··· RECORDS SUPPLIED

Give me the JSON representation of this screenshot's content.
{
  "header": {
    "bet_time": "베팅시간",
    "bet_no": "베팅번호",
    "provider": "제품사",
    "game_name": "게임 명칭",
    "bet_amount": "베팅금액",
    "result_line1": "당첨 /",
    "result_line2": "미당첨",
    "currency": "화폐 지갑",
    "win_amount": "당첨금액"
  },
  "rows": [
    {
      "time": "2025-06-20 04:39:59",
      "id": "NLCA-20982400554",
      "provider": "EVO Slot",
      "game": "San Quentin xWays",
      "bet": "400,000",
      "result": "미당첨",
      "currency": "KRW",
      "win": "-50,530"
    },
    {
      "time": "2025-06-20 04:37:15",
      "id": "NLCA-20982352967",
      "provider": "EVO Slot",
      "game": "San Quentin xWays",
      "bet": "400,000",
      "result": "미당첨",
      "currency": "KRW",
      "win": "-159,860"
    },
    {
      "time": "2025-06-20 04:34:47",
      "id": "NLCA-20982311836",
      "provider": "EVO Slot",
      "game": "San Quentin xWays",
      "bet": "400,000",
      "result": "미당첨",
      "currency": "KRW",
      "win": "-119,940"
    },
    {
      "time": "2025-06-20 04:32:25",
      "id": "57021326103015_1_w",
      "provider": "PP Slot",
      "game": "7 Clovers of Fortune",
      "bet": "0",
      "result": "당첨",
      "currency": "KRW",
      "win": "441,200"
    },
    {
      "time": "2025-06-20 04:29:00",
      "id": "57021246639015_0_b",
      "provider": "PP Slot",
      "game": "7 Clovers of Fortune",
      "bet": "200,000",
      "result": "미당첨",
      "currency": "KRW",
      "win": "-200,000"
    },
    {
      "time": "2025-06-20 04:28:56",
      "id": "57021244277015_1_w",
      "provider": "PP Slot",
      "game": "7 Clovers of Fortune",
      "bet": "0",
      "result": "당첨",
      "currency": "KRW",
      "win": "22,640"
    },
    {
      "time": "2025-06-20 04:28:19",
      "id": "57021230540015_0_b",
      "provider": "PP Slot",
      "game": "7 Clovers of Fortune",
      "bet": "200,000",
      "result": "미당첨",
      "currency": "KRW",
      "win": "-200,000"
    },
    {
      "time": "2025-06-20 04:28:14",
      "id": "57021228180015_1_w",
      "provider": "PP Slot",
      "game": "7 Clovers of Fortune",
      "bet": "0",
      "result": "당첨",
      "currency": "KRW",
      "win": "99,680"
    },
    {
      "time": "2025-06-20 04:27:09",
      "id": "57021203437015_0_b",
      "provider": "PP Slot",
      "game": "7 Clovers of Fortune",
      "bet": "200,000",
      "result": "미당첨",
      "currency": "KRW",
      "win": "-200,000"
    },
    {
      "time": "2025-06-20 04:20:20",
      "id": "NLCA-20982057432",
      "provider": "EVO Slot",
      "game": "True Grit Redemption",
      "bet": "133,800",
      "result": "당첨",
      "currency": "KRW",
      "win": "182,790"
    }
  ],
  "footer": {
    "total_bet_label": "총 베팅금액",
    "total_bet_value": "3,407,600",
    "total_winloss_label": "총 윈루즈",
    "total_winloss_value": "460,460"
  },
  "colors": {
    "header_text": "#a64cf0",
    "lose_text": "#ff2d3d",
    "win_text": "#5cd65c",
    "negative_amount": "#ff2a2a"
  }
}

······

WHAT YOU HAVE TO DO: Reproduce each line of the material above precisely.

FULL ANSWER:
Give me the JSON representation of this screenshot's content.
{
  "header": {
    "bet_time": "베팅시간",
    "bet_no": "베팅번호",
    "provider": "제품사",
    "game_name": "게임 명칭",
    "bet_amount": "베팅금액",
    "result_line1": "당첨 /",
    "result_line2": "미당첨",
    "currency": "화폐 지갑",
    "win_amount": "당첨금액"
  },
  "rows": [
    {
      "time": "2025-06-20 04:39:59",
      "id": "NLCA-20982400554",
      "provider": "EVO Slot",
      "game": "San Quentin xWays",
      "bet": "400,000",
      "result": "미당첨",
      "currency": "KRW",
      "win": "-50,530"
    },
    {
      "time": "2025-06-20 04:37:15",
      "id": "NLCA-20982352967",
      "provider": "EVO Slot",
      "game": "San Quentin xWays",
      "bet": "400,000",
      "result": "미당첨",
      "currency": "KRW",
      "win": "-159,860"
    },
    {
      "time": "2025-06-20 04:34:47",
      "id": "NLCA-20982311836",
      "provider": "EVO Slot",
      "game": "San Quentin xWays",
      "bet": "400,000",
      "result": "미당첨",
      "currency": "KRW",
      "win": "-119,940"
    },
    {
      "time": "2025-06-20 04:32:25",
      "id": "57021326103015_1_w",
      "provider": "PP Slot",
      "game": "7 Clovers of Fortune",
      "bet": "0",
      "result": "당첨",
      "currency": "KRW",
      "win": "441,200"
    },
    {
      "time": "2025-06-20 04:29:00",
      "id": "57021246639015_0_b",
      "provider": "PP Slot",
      "game": "7 Clovers of Fortune",
      "bet": "200,000",
      "result": "미당첨",
      "currency": "KRW",
      "win": "-200,000"
    },
    {
      "time": "2025-06-20 04:28:56",
      "id": "57021244277015_1_w",
      "provider": "PP Slot",
      "game": "7 Clovers of Fortune",
      "bet": "0",
      "result": "당첨",
      "currency": "KRW",
      "win": "22,640"
    },
    {
      "time": "2025-06-20 04:28:19",
      "id": "57021230540015_0_b",
      "provider": "PP Slot",
      "game": "7 Clovers of Fortune",
      "bet": "200,000",
      "result": "미당첨",
      "currency": "KRW",
      "win": "-200,000"
    },
    {
      "time": "2025-06-20 04:28:14",
      "id": "57021228180015_1_w",
      "provider": "PP Slot",
      "game": "7 Clovers of Fortune",
      "bet": "0",
      "result": "당첨",
      "currency": "KRW",
      "win": "99,680"
    },
    {
      "time": "2025-06-20 04:27:09",
      "id": "57021203437015_0_b",
      "provider": "PP Slot",
      "game": "7 Clovers of Fortune",
      "bet": "200,000",
      "result": "미당첨",
      "currency": "KRW",
      "win": "-200,000"
    },
    {
      "time": "2025-06-20 04:20:20",
      "id": "NLCA-20982057432",
      "provider": "EVO Slot",
      "game": "True Grit Redemption",
      "bet": "133,800",
      "result": "당첨",
      "currency": "KRW",
      "win": "182,790"
    }
  ],
  "footer": {
    "total_bet_label": "총 베팅금액",
    "total_bet_value": "3,407,600",
    "total_winloss_label": "총 윈루즈",
    "total_winloss_value": "460,460"
  },
  "colors": {
    "header_text": "#a64cf0",
    "lose_text": "#ff2d3d",
    "win_text": "#5cd65c",
    "negative_amount": "#ff2a2a"
  }
}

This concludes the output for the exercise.